Stored dataset items:
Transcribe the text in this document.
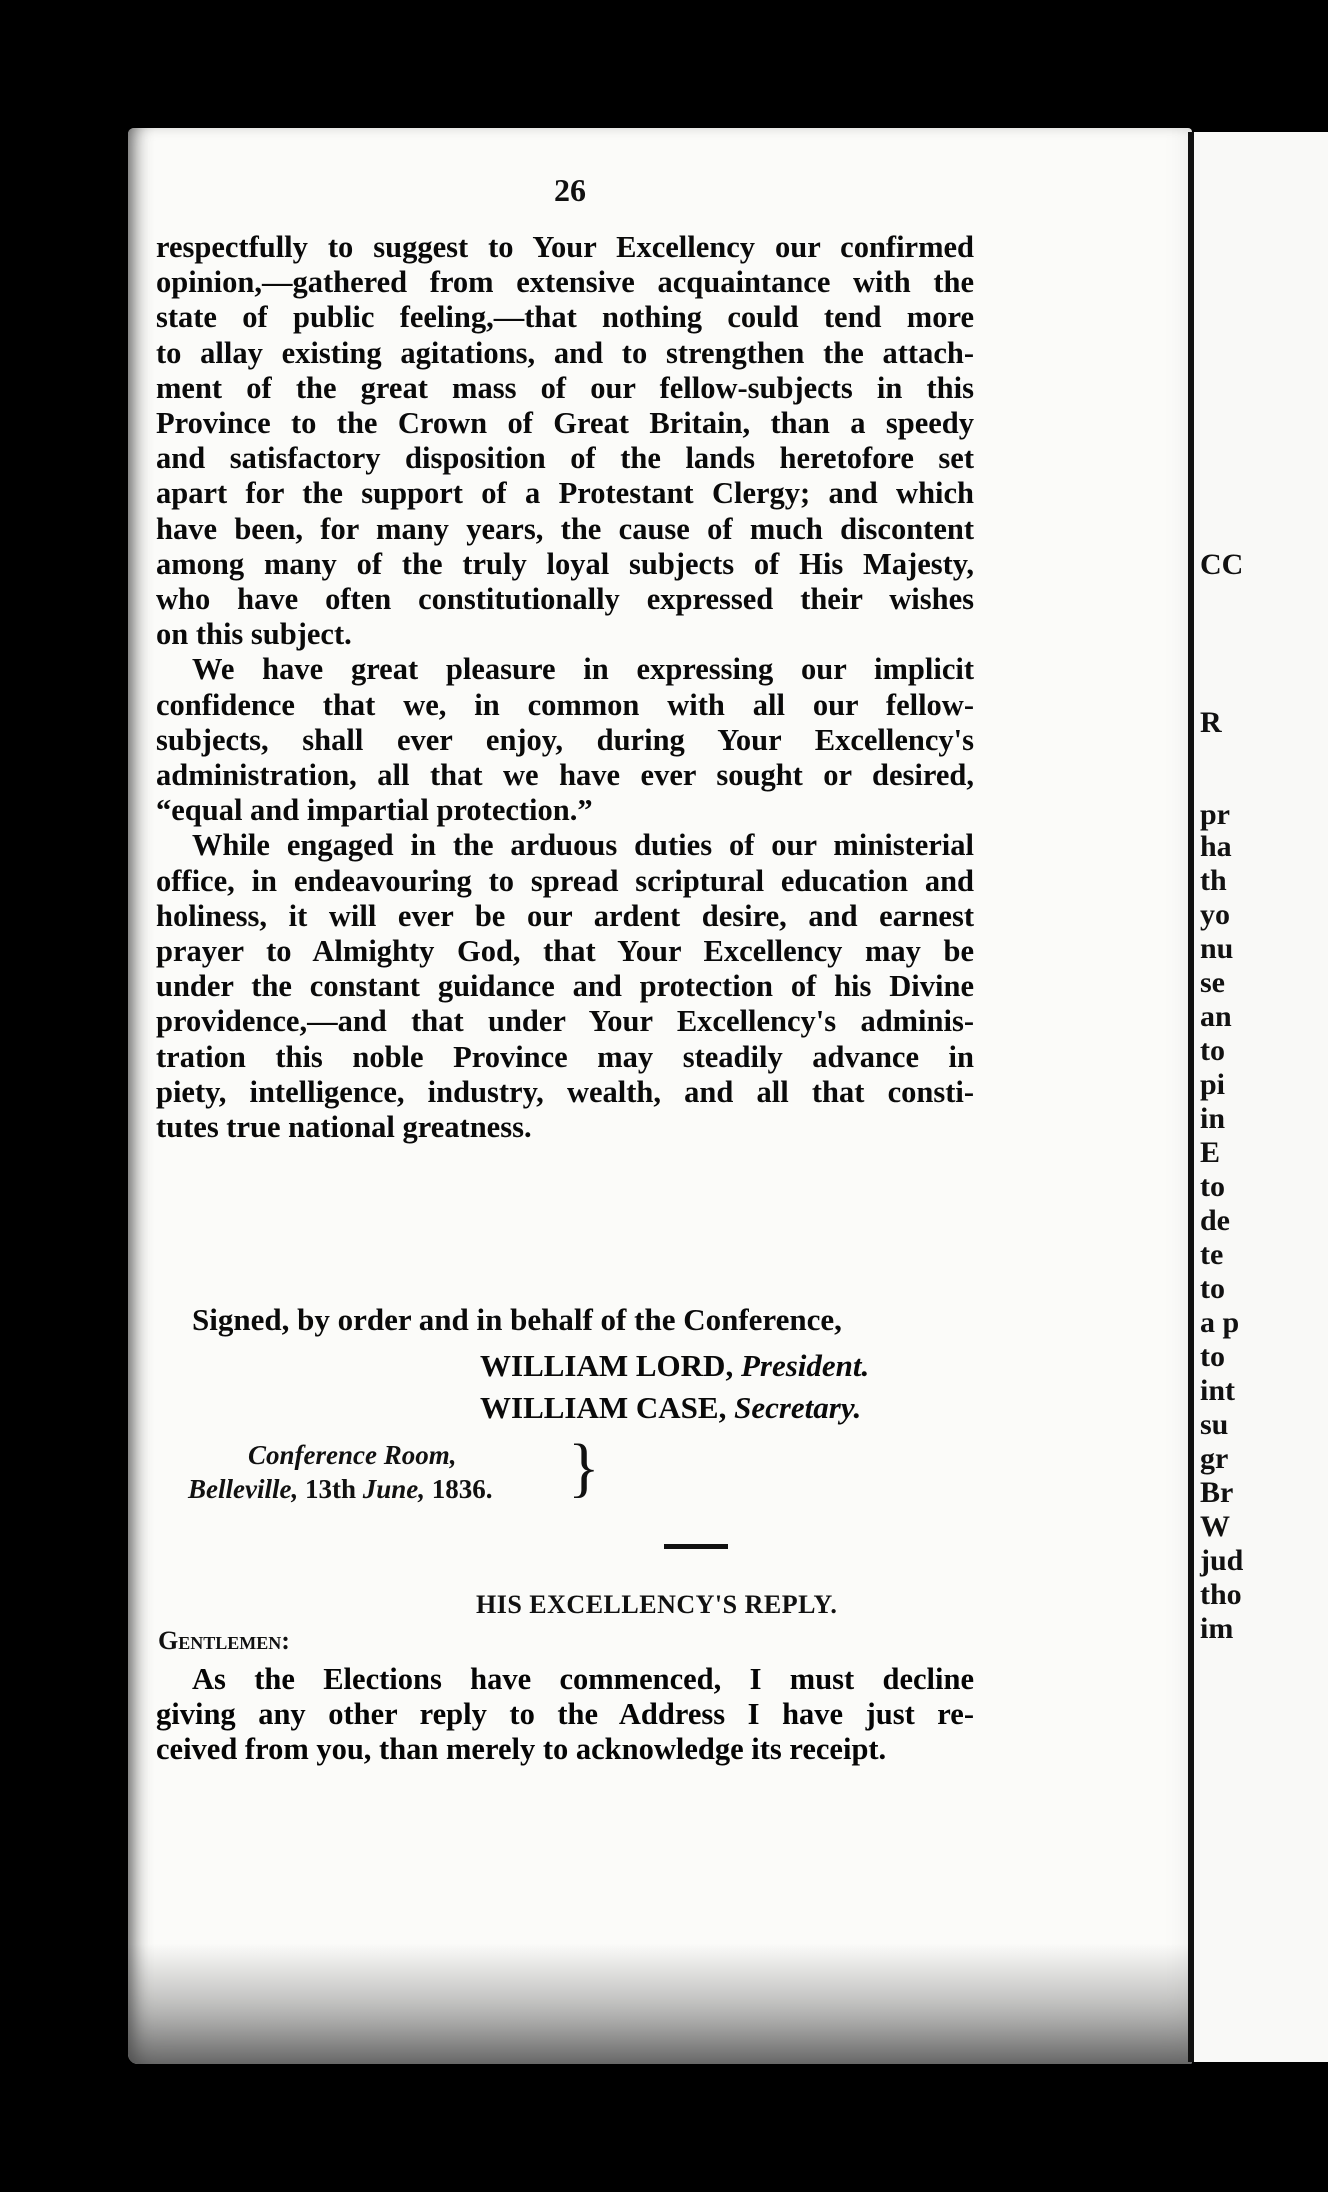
CC
R
pr
ha
th
yo
nu
se
an
to
pi
in
E
to
de
te
to
a p
to
int
su
gr
Br
W
jud
tho
im
26
respectfully to suggest to Your Excellency our confirmed
opinion,—gathered from extensive acquaintance with the
state of public feeling,—that nothing could tend more
to allay existing agitations, and to strengthen the attach-
ment of the great mass of our fellow-subjects in this
Province to the Crown of Great Britain, than a speedy
and satisfactory disposition of the lands heretofore set
apart for the support of a Protestant Clergy; and which
have been, for many years, the cause of much discontent
among many of the truly loyal subjects of His Majesty,
who have often constitutionally expressed their wishes
on this subject.
We have great pleasure in expressing our implicit
confidence that we, in common with all our fellow-
subjects, shall ever enjoy, during Your Excellency's
administration, all that we have ever sought or desired,
“equal and impartial protection.”
While engaged in the arduous duties of our ministerial
office, in endeavouring to spread scriptural education and
holiness, it will ever be our ardent desire, and earnest
prayer to Almighty God, that Your Excellency may be
under the constant guidance and protection of his Divine
providence,—and that under Your Excellency's adminis-
tration this noble Province may steadily advance in
piety, intelligence, industry, wealth, and all that consti-
tutes true national greatness.
Signed, by order and in behalf of the Conference,
WILLIAM LORD, President.
WILLIAM CASE, Secretary.
Conference Room,
Belleville, 13th June, 1836.	}
HIS EXCELLENCY'S REPLY.
Gentlemen:
As the Elections have commenced, I must decline
giving any other reply to the Address I have just re-
ceived from you, than merely to acknowledge its receipt.
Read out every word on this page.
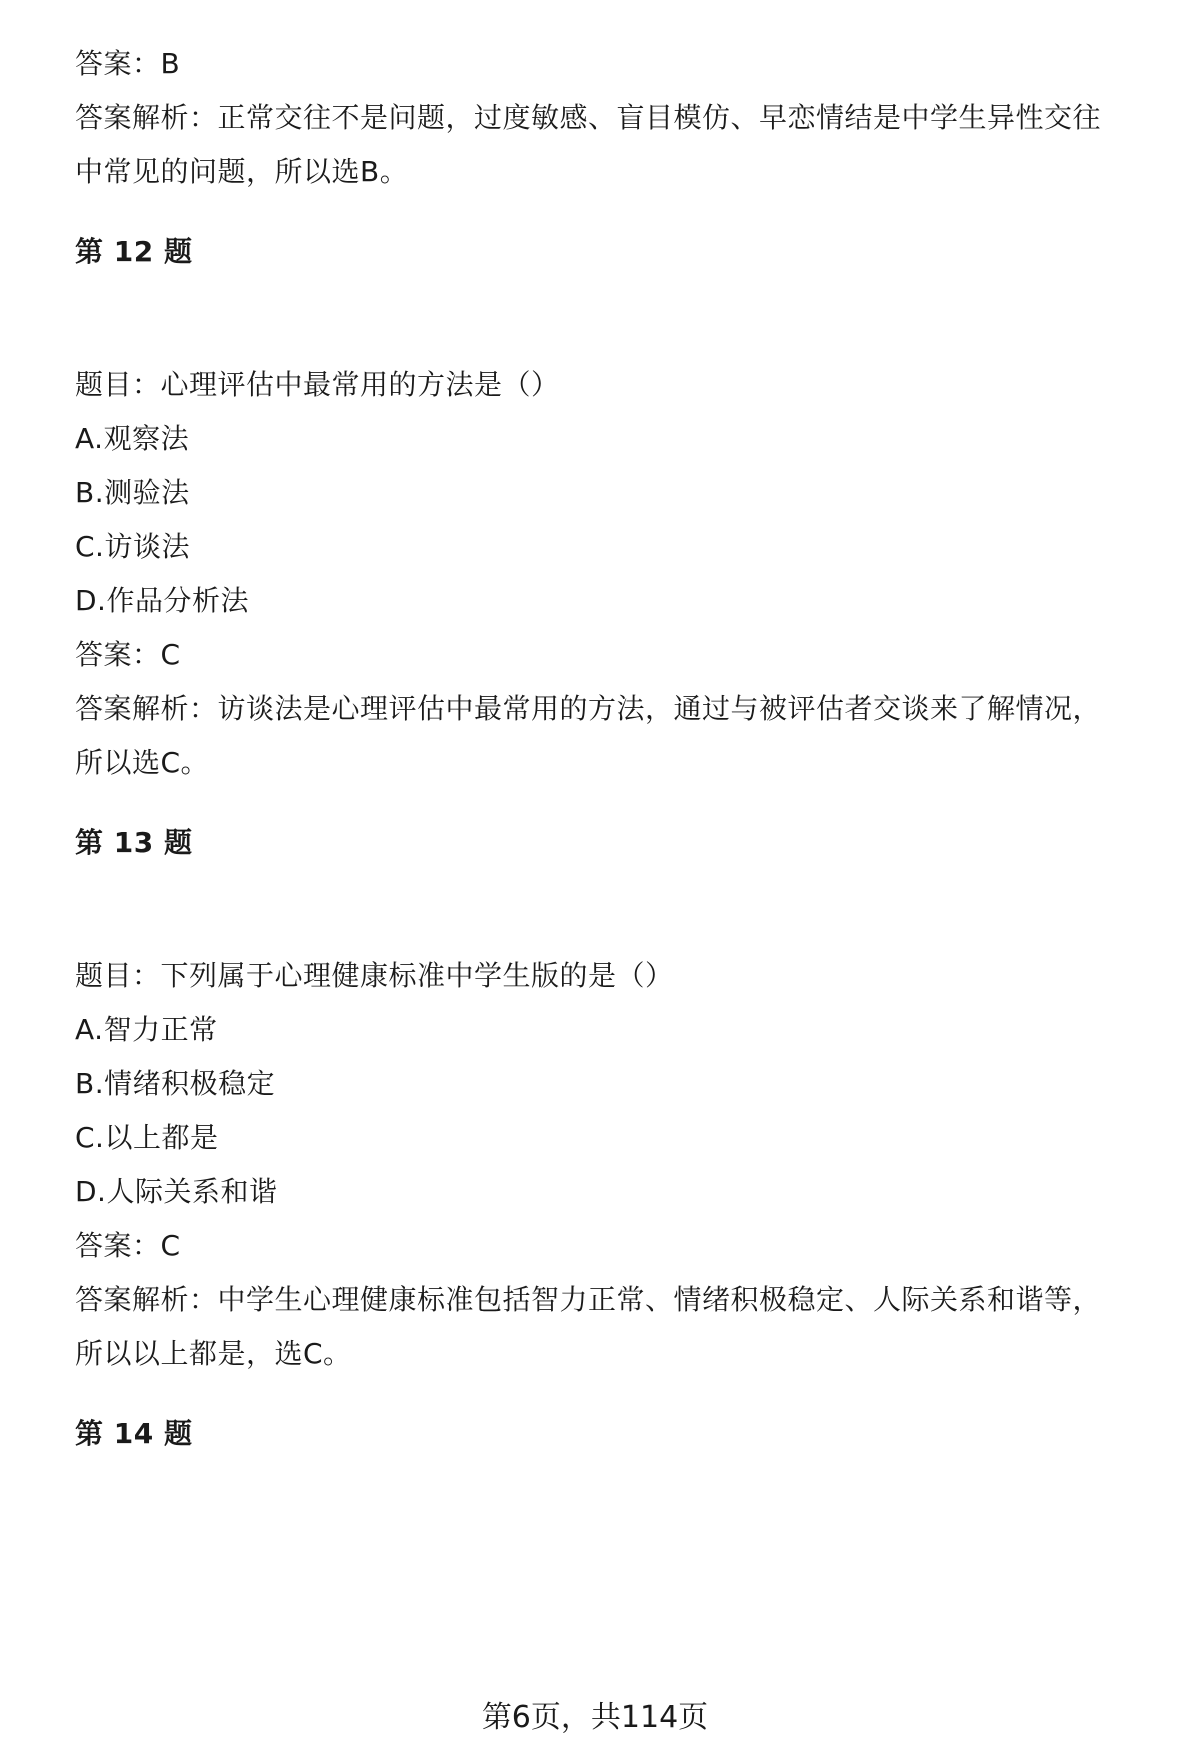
答案：B
答案解析：正常交往不是问题，过度敏感、盲目模仿、早恋情结是中学生异性交往
中常见的问题，所以选B。
第 12 题
题目：心理评估中最常用的方法是（）
A.观察法
B.测验法
C.访谈法
D.作品分析法
答案：C
答案解析：访谈法是心理评估中最常用的方法，通过与被评估者交谈来了解情况，
所以选C。
第 13 题
题目：下列属于心理健康标准中学生版的是（）
A.智力正常
B.情绪积极稳定
C.以上都是
D.人际关系和谐
答案：C
答案解析：中学生心理健康标准包括智力正常、情绪积极稳定、人际关系和谐等，
所以以上都是，选C。
第 14 题
第6页，共114页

What is asked. All the records above need to be given again word for word. Skip the pictures.

Exercise response.
Transcribe the text in this document.
CC
R
pr
ha
th
yo
nu
se
an
to
pi
in
E
to
de
te
to
a p
to
int
su
gr
Br
W
jud
tho
im
26
respectfully to suggest to Your Excellency our confirmed
opinion,—gathered from extensive acquaintance with the
state of public feeling,—that nothing could tend more
to allay existing agitations, and to strengthen the attach-
ment of the great mass of our fellow-subjects in this
Province to the Crown of Great Britain, than a speedy
and satisfactory disposition of the lands heretofore set
apart for the support of a Protestant Clergy; and which
have been, for many years, the cause of much discontent
among many of the truly loyal subjects of His Majesty,
who have often constitutionally expressed their wishes
on this subject.
We have great pleasure in expressing our implicit
confidence that we, in common with all our fellow-
subjects, shall ever enjoy, during Your Excellency's
administration, all that we have ever sought or desired,
“equal and impartial protection.”
While engaged in the arduous duties of our ministerial
office, in endeavouring to spread scriptural education and
holiness, it will ever be our ardent desire, and earnest
prayer to Almighty God, that Your Excellency may be
under the constant guidance and protection of his Divine
providence,—and that under Your Excellency's adminis-
tration this noble Province may steadily advance in
piety, intelligence, industry, wealth, and all that consti-
tutes true national greatness.
Signed, by order and in behalf of the Conference,
WILLIAM LORD, President.
WILLIAM CASE, Secretary.
Conference Room,
Belleville, 13th June, 1836.	}
HIS EXCELLENCY'S REPLY.
Gentlemen:
As the Elections have commenced, I must decline
giving any other reply to the Address I have just re-
ceived from you, than merely to acknowledge its receipt.
Read out every word on this page.
答案：B
答案解析：正常交往不是问题，过度敏感、盲目模仿、早恋情结是中学生异性交往
中常见的问题，所以选B。
第 12 题
题目：心理评估中最常用的方法是（）
A.观察法
B.测验法
C.访谈法
D.作品分析法
答案：C
答案解析：访谈法是心理评估中最常用的方法，通过与被评估者交谈来了解情况，
所以选C。
第 13 题
题目：下列属于心理健康标准中学生版的是（）
A.智力正常
B.情绪积极稳定
C.以上都是
D.人际关系和谐
答案：C
答案解析：中学生心理健康标准包括智力正常、情绪积极稳定、人际关系和谐等，
所以以上都是，选C。
第 14 题
第6页，共114页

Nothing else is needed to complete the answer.